§ **Exercise requirements**
Provide an exact reproduction of every entry.

───── Available data

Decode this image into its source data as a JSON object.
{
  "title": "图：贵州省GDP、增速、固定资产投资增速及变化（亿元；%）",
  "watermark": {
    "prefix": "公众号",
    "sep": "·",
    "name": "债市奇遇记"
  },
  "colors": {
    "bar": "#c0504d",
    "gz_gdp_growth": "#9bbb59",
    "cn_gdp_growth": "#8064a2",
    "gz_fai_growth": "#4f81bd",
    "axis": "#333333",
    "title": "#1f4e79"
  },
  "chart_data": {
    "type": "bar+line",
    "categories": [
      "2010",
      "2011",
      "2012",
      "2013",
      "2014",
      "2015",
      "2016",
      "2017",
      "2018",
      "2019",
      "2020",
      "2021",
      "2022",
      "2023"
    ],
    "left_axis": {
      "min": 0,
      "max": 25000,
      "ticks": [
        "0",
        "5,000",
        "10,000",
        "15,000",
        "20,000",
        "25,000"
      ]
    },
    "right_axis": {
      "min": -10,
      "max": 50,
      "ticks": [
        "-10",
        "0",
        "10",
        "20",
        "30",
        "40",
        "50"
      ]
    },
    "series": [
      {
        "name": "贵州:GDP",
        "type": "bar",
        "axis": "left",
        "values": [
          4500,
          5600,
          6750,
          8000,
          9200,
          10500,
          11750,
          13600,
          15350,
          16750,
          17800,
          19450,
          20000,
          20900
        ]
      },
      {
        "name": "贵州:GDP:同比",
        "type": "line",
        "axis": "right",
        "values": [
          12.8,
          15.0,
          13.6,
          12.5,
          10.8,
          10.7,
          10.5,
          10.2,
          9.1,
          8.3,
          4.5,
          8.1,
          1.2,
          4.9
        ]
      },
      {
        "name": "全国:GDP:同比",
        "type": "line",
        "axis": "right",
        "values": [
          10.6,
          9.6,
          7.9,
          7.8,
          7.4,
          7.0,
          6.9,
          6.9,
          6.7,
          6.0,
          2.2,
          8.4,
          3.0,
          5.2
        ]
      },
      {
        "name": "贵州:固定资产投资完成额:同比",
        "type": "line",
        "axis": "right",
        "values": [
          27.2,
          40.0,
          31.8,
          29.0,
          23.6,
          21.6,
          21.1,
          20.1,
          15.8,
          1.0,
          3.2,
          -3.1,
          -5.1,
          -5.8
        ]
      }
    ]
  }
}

──────────

§ **Answer for the task**
Decode this image into its source data as a JSON object.
{
  "title": "图：贵州省GDP、增速、固定资产投资增速及变化（亿元；%）",
  "watermark": {
    "prefix": "公众号",
    "sep": "·",
    "name": "债市奇遇记"
  },
  "colors": {
    "bar": "#c0504d",
    "gz_gdp_growth": "#9bbb59",
    "cn_gdp_growth": "#8064a2",
    "gz_fai_growth": "#4f81bd",
    "axis": "#333333",
    "title": "#1f4e79"
  },
  "chart_data": {
    "type": "bar+line",
    "categories": [
      "2010",
      "2011",
      "2012",
      "2013",
      "2014",
      "2015",
      "2016",
      "2017",
      "2018",
      "2019",
      "2020",
      "2021",
      "2022",
      "2023"
    ],
    "left_axis": {
      "min": 0,
      "max": 25000,
      "ticks": [
        "0",
        "5,000",
        "10,000",
        "15,000",
        "20,000",
        "25,000"
      ]
    },
    "right_axis": {
      "min": -10,
      "max": 50,
      "ticks": [
        "-10",
        "0",
        "10",
        "20",
        "30",
        "40",
        "50"
      ]
    },
    "series": [
      {
        "name": "贵州:GDP",
        "type": "bar",
        "axis": "left",
        "values": [
          4500,
          5600,
          6750,
          8000,
          9200,
          10500,
          11750,
          13600,
          15350,
          16750,
          17800,
          19450,
          20000,
          20900
        ]
      },
      {
        "name": "贵州:GDP:同比",
        "type": "line",
        "axis": "right",
        "values": [
          12.8,
          15.0,
          13.6,
          12.5,
          10.8,
          10.7,
          10.5,
          10.2,
          9.1,
          8.3,
          4.5,
          8.1,
          1.2,
          4.9
        ]
      },
      {
        "name": "全国:GDP:同比",
        "type": "line",
        "axis": "right",
        "values": [
          10.6,
          9.6,
          7.9,
          7.8,
          7.4,
          7.0,
          6.9,
          6.9,
          6.7,
          6.0,
          2.2,
          8.4,
          3.0,
          5.2
        ]
      },
      {
        "name": "贵州:固定资产投资完成额:同比",
        "type": "line",
        "axis": "right",
        "values": [
          27.2,
          40.0,
          31.8,
          29.0,
          23.6,
          21.6,
          21.1,
          20.1,
          15.8,
          1.0,
          3.2,
          -3.1,
          -5.1,
          -5.8
        ]
      }
    ]
  }
}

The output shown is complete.